— BEGIN Entries provided —

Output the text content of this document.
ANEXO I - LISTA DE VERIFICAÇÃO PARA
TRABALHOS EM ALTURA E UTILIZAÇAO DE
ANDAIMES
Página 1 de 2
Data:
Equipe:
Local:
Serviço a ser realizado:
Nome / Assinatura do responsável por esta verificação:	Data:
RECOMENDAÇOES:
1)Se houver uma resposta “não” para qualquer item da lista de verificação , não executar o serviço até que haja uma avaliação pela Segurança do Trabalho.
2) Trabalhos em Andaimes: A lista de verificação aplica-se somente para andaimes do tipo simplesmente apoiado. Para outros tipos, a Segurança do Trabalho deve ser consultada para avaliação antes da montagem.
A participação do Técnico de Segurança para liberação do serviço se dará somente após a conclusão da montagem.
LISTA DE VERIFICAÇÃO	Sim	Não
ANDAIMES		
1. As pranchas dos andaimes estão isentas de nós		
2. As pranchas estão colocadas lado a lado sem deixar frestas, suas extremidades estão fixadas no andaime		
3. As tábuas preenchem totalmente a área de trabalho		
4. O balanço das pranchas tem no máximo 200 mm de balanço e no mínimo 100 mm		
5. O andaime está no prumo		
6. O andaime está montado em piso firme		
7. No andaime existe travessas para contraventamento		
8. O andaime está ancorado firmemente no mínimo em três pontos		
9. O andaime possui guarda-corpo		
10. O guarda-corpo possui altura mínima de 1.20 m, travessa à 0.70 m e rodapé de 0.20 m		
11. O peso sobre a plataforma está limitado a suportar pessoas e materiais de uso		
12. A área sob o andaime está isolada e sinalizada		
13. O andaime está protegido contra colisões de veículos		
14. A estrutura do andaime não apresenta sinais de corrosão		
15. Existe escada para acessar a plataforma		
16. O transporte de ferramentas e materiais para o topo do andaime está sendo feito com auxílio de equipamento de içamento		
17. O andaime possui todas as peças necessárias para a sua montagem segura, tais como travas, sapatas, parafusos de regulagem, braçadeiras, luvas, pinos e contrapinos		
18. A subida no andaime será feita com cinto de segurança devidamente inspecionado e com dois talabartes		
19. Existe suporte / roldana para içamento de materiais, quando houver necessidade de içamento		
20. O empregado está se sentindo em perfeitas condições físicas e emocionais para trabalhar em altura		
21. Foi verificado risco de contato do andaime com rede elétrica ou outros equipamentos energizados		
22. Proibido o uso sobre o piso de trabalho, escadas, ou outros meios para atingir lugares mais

— END Entries provided —

Read the data above. Pull out each line in which the string "houver" appears.

The completed task →
1)Se houver uma resposta “não” para qualquer item da lista de verificação , não executar o serviço até que haja uma avaliação pela Segurança do Trabalho.
19. Existe suporte / roldana para içamento de materiais, quando houver necessidade de içamento		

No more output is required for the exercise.